Task description:
Find the word "this" in the records below. List each line containing it.

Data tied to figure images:
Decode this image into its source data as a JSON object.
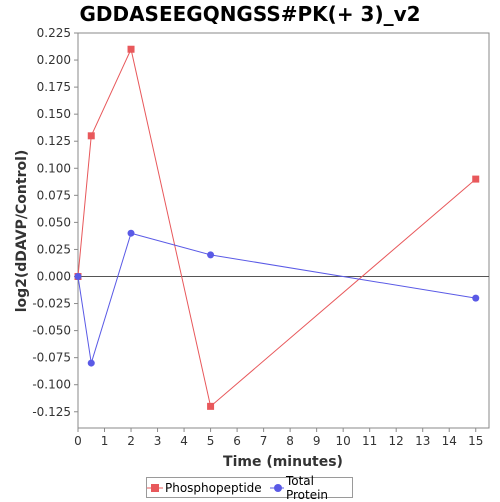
{
  "chart_data": {
    "type": "line",
    "title": "GDDASEEGQNGSS#PK(+ 3)_v2",
    "xlabel": "Time (minutes)",
    "ylabel": "log2(dDAVP/Control)",
    "xlim": [
      0,
      15.5
    ],
    "ylim": [
      -0.14,
      0.225
    ],
    "x_ticks": [
      0,
      1,
      2,
      3,
      4,
      5,
      6,
      7,
      8,
      9,
      10,
      11,
      12,
      13,
      14,
      15
    ],
    "y_ticks": [
      -0.125,
      -0.1,
      -0.075,
      -0.05,
      -0.025,
      0.0,
      0.025,
      0.05,
      0.075,
      0.1,
      0.125,
      0.15,
      0.175,
      0.2,
      0.225
    ],
    "y_tick_labels": [
      "-0.125",
      "-0.100",
      "-0.075",
      "-0.050",
      "-0.025",
      "0.000",
      "0.025",
      "0.050",
      "0.075",
      "0.100",
      "0.125",
      "0.150",
      "0.175",
      "0.200",
      "0.225"
    ],
    "zero_line": true,
    "grid": false,
    "legend_position": "bottom",
    "series": [
      {
        "name": "Phosphopeptide",
        "color": "#e8585b",
        "marker": "square",
        "x": [
          0,
          0.5,
          2,
          5,
          15
        ],
        "y": [
          0.0,
          0.13,
          0.21,
          -0.12,
          0.09
        ]
      },
      {
        "name": "Total Protein",
        "color": "#5a5ae6",
        "marker": "circle",
        "x": [
          0,
          0.5,
          2,
          5,
          15
        ],
        "y": [
          0.0,
          -0.08,
          0.04,
          0.02,
          -0.02
        ]
      }
    ]
  }
}
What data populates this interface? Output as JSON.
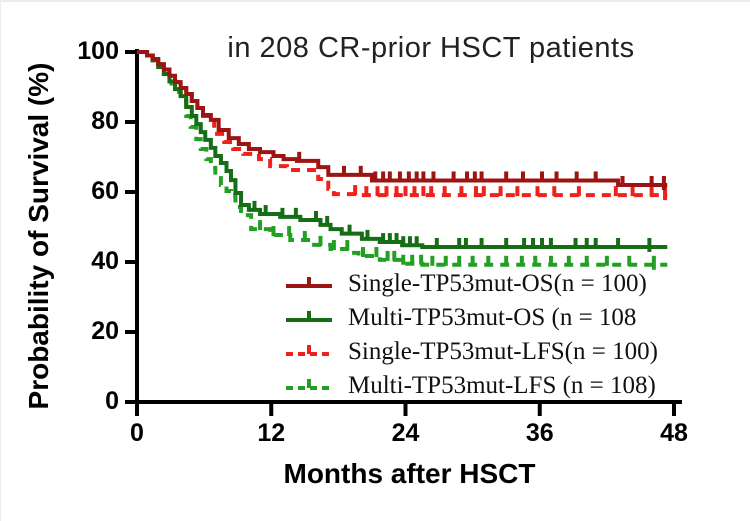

Your response:
Decode this image into its source data as a JSON object.
What data populates this interface? Output as JSON.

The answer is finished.